TASK PROMPT:
Determine the number of lines holding the word "text"; answer with that number only.

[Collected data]
= = = = =
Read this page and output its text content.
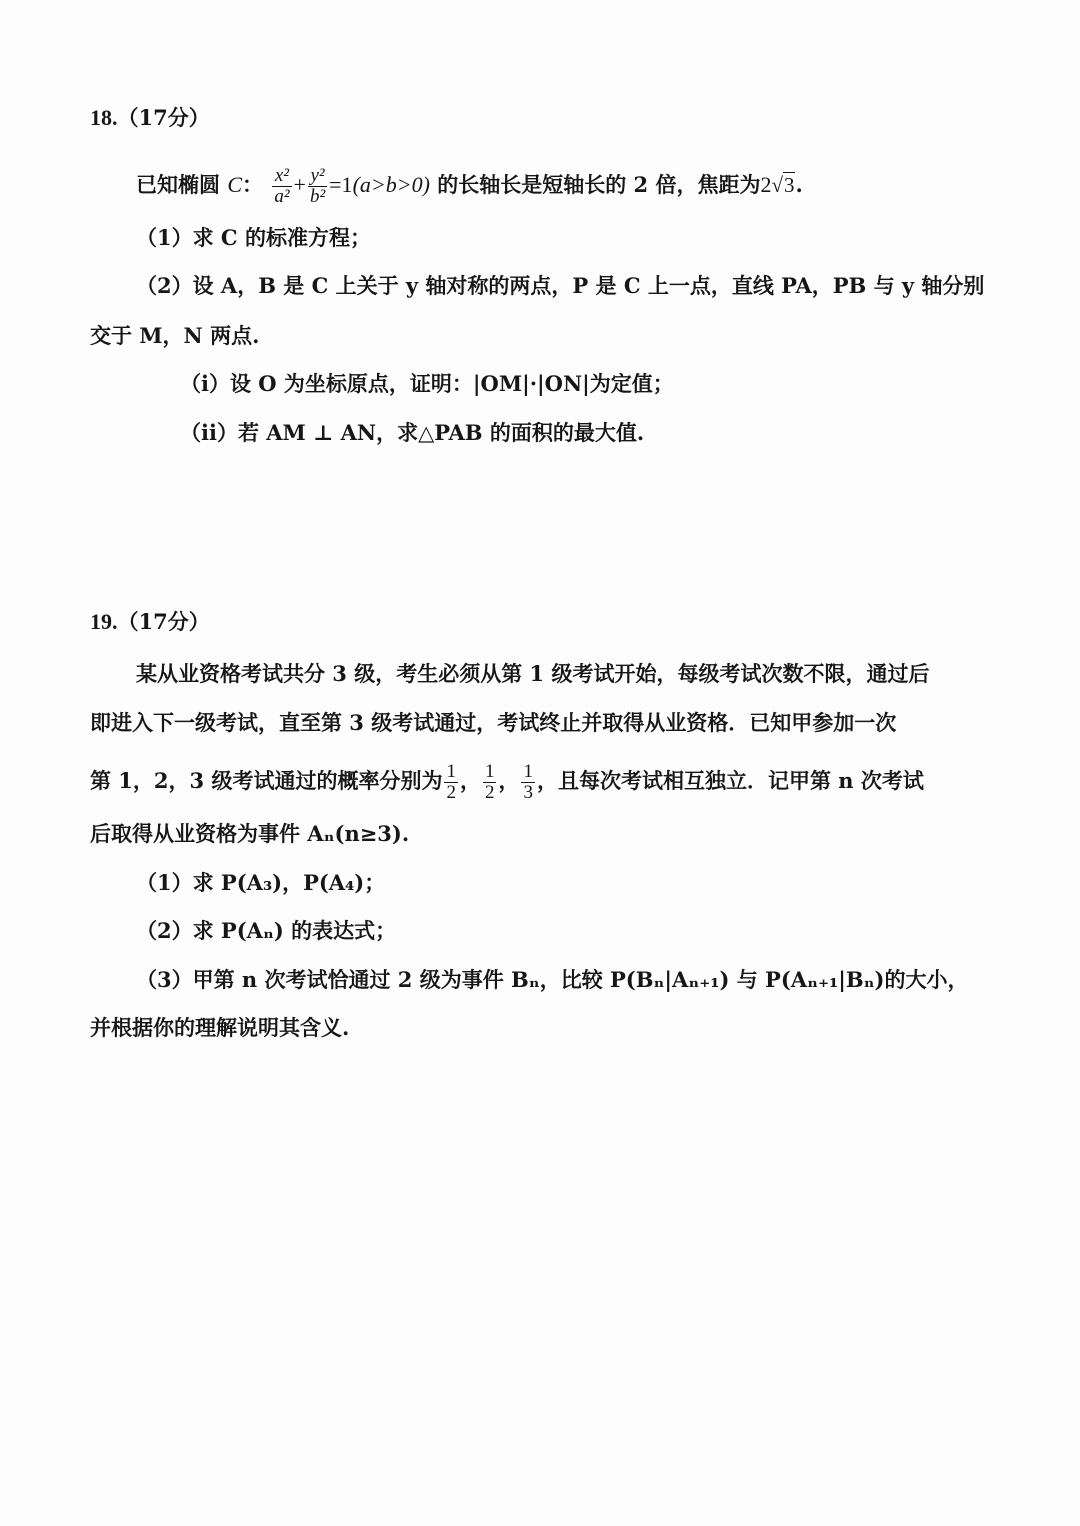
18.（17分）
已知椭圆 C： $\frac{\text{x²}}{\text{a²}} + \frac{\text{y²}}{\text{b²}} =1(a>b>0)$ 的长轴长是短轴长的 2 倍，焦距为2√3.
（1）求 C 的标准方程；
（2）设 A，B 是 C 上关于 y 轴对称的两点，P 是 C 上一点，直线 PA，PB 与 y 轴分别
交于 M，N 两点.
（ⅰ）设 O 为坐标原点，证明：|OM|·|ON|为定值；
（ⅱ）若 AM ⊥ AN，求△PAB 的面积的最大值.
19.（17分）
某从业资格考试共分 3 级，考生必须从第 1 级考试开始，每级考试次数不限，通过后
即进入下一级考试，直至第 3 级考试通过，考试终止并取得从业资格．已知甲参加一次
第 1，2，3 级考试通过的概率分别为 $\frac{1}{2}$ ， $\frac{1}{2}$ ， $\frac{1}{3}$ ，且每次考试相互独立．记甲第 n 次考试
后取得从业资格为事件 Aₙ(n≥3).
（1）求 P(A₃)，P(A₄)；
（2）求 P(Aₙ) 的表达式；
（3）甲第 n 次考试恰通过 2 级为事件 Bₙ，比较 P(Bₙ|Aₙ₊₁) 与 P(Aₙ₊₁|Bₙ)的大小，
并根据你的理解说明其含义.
= = = = =
PROBLEM SOLUTION:
2